Required task: Each entry must be reproduced precisely as it stands.

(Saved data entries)
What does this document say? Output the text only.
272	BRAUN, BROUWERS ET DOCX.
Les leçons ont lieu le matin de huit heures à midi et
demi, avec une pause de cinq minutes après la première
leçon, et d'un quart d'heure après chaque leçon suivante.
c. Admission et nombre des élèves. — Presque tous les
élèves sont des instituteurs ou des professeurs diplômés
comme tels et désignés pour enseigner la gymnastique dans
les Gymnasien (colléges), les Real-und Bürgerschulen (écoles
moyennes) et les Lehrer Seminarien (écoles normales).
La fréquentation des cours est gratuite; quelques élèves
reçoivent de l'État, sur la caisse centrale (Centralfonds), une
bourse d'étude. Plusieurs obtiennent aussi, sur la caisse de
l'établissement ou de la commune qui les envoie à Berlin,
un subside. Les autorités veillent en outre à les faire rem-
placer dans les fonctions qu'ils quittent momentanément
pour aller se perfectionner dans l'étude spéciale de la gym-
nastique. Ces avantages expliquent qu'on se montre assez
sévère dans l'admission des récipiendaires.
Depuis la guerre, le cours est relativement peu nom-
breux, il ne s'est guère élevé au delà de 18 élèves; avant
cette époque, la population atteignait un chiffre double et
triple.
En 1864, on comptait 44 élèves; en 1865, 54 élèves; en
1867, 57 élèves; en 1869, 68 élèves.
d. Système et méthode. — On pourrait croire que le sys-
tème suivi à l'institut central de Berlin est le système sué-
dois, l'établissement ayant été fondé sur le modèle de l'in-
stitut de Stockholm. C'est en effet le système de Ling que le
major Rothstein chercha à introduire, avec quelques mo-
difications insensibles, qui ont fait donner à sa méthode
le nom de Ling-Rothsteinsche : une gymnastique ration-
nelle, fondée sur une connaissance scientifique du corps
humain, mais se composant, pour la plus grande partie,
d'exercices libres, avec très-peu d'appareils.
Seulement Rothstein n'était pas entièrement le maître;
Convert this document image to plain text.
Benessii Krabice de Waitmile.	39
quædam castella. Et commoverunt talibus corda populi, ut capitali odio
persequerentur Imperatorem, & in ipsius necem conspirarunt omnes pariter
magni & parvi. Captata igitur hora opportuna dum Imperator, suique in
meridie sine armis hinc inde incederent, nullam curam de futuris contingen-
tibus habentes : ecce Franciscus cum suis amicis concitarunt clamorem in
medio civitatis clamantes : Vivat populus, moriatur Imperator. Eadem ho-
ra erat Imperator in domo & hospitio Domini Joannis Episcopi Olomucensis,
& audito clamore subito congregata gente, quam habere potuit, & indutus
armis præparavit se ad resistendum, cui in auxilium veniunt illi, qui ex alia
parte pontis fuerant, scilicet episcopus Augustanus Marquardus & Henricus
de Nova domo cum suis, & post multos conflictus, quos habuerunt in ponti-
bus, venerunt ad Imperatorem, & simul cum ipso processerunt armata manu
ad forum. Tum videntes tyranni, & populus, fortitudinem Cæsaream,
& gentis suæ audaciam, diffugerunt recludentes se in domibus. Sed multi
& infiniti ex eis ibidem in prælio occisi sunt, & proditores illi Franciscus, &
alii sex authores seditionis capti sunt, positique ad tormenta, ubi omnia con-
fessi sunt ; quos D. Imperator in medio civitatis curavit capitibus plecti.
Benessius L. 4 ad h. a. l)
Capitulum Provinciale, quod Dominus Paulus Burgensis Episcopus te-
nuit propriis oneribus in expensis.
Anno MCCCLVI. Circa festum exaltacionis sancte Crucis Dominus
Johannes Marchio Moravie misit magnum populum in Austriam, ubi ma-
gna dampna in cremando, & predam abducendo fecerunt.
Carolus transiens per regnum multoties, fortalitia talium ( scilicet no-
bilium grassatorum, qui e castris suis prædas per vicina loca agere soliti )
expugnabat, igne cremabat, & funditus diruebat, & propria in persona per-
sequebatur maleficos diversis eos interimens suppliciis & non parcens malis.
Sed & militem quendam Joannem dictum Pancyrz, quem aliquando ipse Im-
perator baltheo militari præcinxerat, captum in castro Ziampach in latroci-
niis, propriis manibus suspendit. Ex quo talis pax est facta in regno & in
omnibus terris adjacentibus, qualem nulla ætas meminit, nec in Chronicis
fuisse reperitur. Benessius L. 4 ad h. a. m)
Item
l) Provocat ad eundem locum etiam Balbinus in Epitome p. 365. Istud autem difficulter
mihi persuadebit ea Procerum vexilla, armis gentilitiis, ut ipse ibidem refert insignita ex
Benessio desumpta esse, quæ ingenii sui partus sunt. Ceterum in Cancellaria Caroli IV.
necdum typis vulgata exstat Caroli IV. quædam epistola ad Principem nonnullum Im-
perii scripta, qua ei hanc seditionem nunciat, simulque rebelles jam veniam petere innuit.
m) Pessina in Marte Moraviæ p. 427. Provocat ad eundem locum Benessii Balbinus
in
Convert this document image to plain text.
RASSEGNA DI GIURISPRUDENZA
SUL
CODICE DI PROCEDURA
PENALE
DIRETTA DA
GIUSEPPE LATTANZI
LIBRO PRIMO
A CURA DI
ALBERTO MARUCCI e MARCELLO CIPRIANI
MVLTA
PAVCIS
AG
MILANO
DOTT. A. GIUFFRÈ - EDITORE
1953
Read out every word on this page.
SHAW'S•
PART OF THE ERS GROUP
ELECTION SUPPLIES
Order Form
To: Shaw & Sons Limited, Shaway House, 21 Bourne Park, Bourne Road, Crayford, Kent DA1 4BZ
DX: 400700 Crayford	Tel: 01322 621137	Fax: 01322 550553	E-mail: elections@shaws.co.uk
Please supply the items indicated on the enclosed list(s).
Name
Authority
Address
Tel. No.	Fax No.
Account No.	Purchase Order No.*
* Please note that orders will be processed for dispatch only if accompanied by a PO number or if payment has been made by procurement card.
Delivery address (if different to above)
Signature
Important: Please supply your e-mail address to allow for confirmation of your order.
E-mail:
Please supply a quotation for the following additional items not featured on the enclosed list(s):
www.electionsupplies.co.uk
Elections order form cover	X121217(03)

Result of this exercise:
What does this document say? Output the text only.
272	BRAUN, BROUWERS ET DOCX.
Les leçons ont lieu le matin de huit heures à midi et
demi, avec une pause de cinq minutes après la première
leçon, et d'un quart d'heure après chaque leçon suivante.
c. Admission et nombre des élèves. — Presque tous les
élèves sont des instituteurs ou des professeurs diplômés
comme tels et désignés pour enseigner la gymnastique dans
les Gymnasien (colléges), les Real-und Bürgerschulen (écoles
moyennes) et les Lehrer Seminarien (écoles normales).
La fréquentation des cours est gratuite; quelques élèves
reçoivent de l'État, sur la caisse centrale (Centralfonds), une
bourse d'étude. Plusieurs obtiennent aussi, sur la caisse de
l'établissement ou de la commune qui les envoie à Berlin,
un subside. Les autorités veillent en outre à les faire rem-
placer dans les fonctions qu'ils quittent momentanément
pour aller se perfectionner dans l'étude spéciale de la gym-
nastique. Ces avantages expliquent qu'on se montre assez
sévère dans l'admission des récipiendaires.
Depuis la guerre, le cours est relativement peu nom-
breux, il ne s'est guère élevé au delà de 18 élèves; avant
cette époque, la population atteignait un chiffre double et
triple.
En 1864, on comptait 44 élèves; en 1865, 54 élèves; en
1867, 57 élèves; en 1869, 68 élèves.
d. Système et méthode. — On pourrait croire que le sys-
tème suivi à l'institut central de Berlin est le système sué-
dois, l'établissement ayant été fondé sur le modèle de l'in-
stitut de Stockholm. C'est en effet le système de Ling que le
major Rothstein chercha à introduire, avec quelques mo-
difications insensibles, qui ont fait donner à sa méthode
le nom de Ling-Rothsteinsche : une gymnastique ration-
nelle, fondée sur une connaissance scientifique du corps
humain, mais se composant, pour la plus grande partie,
d'exercices libres, avec très-peu d'appareils.
Seulement Rothstein n'était pas entièrement le maître;
Convert this document image to plain text.
Benessii Krabice de Waitmile.	39
quædam castella. Et commoverunt talibus corda populi, ut capitali odio
persequerentur Imperatorem, & in ipsius necem conspirarunt omnes pariter
magni & parvi. Captata igitur hora opportuna dum Imperator, suique in
meridie sine armis hinc inde incederent, nullam curam de futuris contingen-
tibus habentes : ecce Franciscus cum suis amicis concitarunt clamorem in
medio civitatis clamantes : Vivat populus, moriatur Imperator. Eadem ho-
ra erat Imperator in domo & hospitio Domini Joannis Episcopi Olomucensis,
& audito clamore subito congregata gente, quam habere potuit, & indutus
armis præparavit se ad resistendum, cui in auxilium veniunt illi, qui ex alia
parte pontis fuerant, scilicet episcopus Augustanus Marquardus & Henricus
de Nova domo cum suis, & post multos conflictus, quos habuerunt in ponti-
bus, venerunt ad Imperatorem, & simul cum ipso processerunt armata manu
ad forum. Tum videntes tyranni, & populus, fortitudinem Cæsaream,
& gentis suæ audaciam, diffugerunt recludentes se in domibus. Sed multi
& infiniti ex eis ibidem in prælio occisi sunt, & proditores illi Franciscus, &
alii sex authores seditionis capti sunt, positique ad tormenta, ubi omnia con-
fessi sunt ; quos D. Imperator in medio civitatis curavit capitibus plecti.
Benessius L. 4 ad h. a. l)
Capitulum Provinciale, quod Dominus Paulus Burgensis Episcopus te-
nuit propriis oneribus in expensis.
Anno MCCCLVI. Circa festum exaltacionis sancte Crucis Dominus
Johannes Marchio Moravie misit magnum populum in Austriam, ubi ma-
gna dampna in cremando, & predam abducendo fecerunt.
Carolus transiens per regnum multoties, fortalitia talium ( scilicet no-
bilium grassatorum, qui e castris suis prædas per vicina loca agere soliti )
expugnabat, igne cremabat, & funditus diruebat, & propria in persona per-
sequebatur maleficos diversis eos interimens suppliciis & non parcens malis.
Sed & militem quendam Joannem dictum Pancyrz, quem aliquando ipse Im-
perator baltheo militari præcinxerat, captum in castro Ziampach in latroci-
niis, propriis manibus suspendit. Ex quo talis pax est facta in regno & in
omnibus terris adjacentibus, qualem nulla ætas meminit, nec in Chronicis
fuisse reperitur. Benessius L. 4 ad h. a. m)
Item
l) Provocat ad eundem locum etiam Balbinus in Epitome p. 365. Istud autem difficulter
mihi persuadebit ea Procerum vexilla, armis gentilitiis, ut ipse ibidem refert insignita ex
Benessio desumpta esse, quæ ingenii sui partus sunt. Ceterum in Cancellaria Caroli IV.
necdum typis vulgata exstat Caroli IV. quædam epistola ad Principem nonnullum Im-
perii scripta, qua ei hanc seditionem nunciat, simulque rebelles jam veniam petere innuit.
m) Pessina in Marte Moraviæ p. 427. Provocat ad eundem locum Benessii Balbinus
in
Convert this document image to plain text.
RASSEGNA DI GIURISPRUDENZA
SUL
CODICE DI PROCEDURA
PENALE
DIRETTA DA
GIUSEPPE LATTANZI
LIBRO PRIMO
A CURA DI
ALBERTO MARUCCI e MARCELLO CIPRIANI
MVLTA
PAVCIS
AG
MILANO
DOTT. A. GIUFFRÈ - EDITORE
1953
Read out every word on this page.
SHAW'S•
PART OF THE ERS GROUP
ELECTION SUPPLIES
Order Form
To: Shaw & Sons Limited, Shaway House, 21 Bourne Park, Bourne Road, Crayford, Kent DA1 4BZ
DX: 400700 Crayford	Tel: 01322 621137	Fax: 01322 550553	E-mail: elections@shaws.co.uk
Please supply the items indicated on the enclosed list(s).
Name
Authority
Address
Tel. No.	Fax No.
Account No.	Purchase Order No.*
* Please note that orders will be processed for dispatch only if accompanied by a PO number or if payment has been made by procurement card.
Delivery address (if different to above)
Signature
Important: Please supply your e-mail address to allow for confirmation of your order.
E-mail:
Please supply a quotation for the following additional items not featured on the enclosed list(s):
www.electionsupplies.co.uk
Elections order form cover	X121217(03)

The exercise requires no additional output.